— Start —

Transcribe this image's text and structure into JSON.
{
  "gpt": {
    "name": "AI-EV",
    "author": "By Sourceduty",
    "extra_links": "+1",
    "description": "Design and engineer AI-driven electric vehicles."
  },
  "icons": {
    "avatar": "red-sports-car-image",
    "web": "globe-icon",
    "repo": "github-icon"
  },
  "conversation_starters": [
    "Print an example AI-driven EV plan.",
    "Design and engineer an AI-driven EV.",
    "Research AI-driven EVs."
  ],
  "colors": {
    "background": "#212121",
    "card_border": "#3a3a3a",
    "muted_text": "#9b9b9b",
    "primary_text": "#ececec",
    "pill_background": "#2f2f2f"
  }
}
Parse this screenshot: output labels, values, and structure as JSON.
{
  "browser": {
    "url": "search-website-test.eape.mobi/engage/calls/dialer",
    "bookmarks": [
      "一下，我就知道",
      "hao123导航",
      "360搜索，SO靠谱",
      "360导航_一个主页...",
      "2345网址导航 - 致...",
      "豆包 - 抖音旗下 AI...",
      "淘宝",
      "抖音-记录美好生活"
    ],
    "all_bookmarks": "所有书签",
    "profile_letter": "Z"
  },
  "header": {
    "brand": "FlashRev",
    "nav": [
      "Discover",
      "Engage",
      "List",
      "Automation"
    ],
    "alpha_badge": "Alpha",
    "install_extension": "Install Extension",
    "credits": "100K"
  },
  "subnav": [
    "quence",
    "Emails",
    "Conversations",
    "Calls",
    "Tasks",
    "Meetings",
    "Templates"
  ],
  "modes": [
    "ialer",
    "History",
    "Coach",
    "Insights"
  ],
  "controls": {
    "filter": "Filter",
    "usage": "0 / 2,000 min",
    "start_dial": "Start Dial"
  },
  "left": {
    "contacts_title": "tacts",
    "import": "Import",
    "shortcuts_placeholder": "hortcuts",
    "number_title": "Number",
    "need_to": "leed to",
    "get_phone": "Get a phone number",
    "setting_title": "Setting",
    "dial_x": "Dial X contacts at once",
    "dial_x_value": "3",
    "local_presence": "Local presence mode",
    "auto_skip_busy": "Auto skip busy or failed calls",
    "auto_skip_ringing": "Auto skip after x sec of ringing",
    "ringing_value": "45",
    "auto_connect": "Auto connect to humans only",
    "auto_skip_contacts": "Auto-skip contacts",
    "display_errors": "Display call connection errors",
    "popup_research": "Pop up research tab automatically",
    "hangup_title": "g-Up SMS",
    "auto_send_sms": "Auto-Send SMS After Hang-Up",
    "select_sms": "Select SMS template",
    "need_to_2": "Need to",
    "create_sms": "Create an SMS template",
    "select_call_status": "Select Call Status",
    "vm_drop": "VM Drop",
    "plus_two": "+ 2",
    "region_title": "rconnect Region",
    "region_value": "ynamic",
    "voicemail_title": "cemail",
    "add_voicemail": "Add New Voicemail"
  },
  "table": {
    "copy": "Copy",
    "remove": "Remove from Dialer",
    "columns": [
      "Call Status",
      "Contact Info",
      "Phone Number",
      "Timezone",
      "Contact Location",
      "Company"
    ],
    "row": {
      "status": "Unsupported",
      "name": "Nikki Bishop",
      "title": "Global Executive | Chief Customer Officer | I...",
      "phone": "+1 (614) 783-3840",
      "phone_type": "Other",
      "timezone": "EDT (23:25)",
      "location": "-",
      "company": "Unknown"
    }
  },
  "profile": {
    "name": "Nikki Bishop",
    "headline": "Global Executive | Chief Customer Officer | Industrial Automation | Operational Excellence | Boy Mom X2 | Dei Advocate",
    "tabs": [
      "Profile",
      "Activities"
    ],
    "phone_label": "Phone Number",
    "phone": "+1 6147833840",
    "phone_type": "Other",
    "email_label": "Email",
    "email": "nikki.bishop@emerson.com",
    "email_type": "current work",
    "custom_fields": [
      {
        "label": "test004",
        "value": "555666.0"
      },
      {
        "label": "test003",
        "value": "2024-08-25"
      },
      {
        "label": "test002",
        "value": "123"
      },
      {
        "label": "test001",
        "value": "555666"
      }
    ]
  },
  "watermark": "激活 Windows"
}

— End —
— Start —

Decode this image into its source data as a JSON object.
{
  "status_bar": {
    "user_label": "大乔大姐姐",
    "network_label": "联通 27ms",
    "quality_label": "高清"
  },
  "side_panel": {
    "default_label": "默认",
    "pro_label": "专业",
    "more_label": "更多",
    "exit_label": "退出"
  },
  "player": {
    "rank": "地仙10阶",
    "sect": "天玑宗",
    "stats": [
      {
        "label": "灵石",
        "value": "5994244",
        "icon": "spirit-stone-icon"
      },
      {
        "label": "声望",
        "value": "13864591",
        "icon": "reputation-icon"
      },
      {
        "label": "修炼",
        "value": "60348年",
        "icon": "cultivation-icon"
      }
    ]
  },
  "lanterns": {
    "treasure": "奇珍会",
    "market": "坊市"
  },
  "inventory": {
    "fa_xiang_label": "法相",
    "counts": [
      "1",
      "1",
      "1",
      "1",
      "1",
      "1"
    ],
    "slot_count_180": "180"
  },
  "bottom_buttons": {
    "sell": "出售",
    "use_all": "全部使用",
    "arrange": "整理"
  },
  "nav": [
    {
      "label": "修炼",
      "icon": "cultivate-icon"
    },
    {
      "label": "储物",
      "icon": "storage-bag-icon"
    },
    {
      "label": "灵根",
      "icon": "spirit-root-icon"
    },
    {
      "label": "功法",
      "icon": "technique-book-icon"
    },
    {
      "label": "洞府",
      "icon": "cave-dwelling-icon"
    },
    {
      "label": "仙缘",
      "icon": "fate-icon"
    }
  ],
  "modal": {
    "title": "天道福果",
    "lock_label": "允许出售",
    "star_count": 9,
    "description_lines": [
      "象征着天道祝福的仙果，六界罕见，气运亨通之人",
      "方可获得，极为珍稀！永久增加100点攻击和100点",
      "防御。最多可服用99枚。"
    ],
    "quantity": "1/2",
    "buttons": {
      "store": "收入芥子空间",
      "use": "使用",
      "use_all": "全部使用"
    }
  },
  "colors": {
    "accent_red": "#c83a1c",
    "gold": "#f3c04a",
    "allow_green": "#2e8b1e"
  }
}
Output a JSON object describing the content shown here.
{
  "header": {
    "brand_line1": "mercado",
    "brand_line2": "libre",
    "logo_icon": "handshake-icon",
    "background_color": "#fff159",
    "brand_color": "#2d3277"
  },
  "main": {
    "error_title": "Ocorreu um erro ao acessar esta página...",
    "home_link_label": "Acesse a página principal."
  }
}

— End —
— Start —

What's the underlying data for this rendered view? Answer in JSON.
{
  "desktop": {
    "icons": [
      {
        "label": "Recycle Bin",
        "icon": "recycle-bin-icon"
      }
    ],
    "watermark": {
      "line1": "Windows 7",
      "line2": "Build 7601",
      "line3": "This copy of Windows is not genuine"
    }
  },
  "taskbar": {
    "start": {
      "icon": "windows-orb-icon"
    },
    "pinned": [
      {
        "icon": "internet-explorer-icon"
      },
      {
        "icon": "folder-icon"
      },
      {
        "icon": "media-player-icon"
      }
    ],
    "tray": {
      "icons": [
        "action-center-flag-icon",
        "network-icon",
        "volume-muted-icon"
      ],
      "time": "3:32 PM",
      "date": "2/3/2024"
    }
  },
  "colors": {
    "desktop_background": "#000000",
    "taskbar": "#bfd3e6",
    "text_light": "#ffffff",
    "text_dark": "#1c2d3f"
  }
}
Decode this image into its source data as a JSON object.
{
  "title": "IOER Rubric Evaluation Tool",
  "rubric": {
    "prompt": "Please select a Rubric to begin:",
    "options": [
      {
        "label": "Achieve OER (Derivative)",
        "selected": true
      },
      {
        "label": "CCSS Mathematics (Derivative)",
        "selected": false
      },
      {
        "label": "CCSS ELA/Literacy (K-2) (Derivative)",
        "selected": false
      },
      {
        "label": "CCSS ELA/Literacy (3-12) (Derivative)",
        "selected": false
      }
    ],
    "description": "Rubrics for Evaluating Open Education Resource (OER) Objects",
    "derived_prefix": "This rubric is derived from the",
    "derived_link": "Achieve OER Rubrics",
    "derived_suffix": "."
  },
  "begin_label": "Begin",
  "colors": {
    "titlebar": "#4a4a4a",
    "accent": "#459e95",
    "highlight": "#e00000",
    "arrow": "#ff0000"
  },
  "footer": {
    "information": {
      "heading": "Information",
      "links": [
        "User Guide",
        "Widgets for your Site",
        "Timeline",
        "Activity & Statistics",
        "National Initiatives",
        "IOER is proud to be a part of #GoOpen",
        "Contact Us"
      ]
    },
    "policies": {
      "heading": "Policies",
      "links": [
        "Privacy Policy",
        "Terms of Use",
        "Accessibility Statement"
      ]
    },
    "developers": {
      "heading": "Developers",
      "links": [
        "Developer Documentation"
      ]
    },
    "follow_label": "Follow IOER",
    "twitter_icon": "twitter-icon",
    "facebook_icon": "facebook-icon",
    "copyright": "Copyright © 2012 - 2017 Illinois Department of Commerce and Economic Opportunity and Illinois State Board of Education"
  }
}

— End —

[WHAT IS REQUIRED]: Gather up every line from the listing above in which the word "Design" occurs.

[ANSWER TO THIS EXERCISE]:
    "description": "Design and engineer AI-driven electric vehicles."
    "Design and engineer an AI-driven EV.",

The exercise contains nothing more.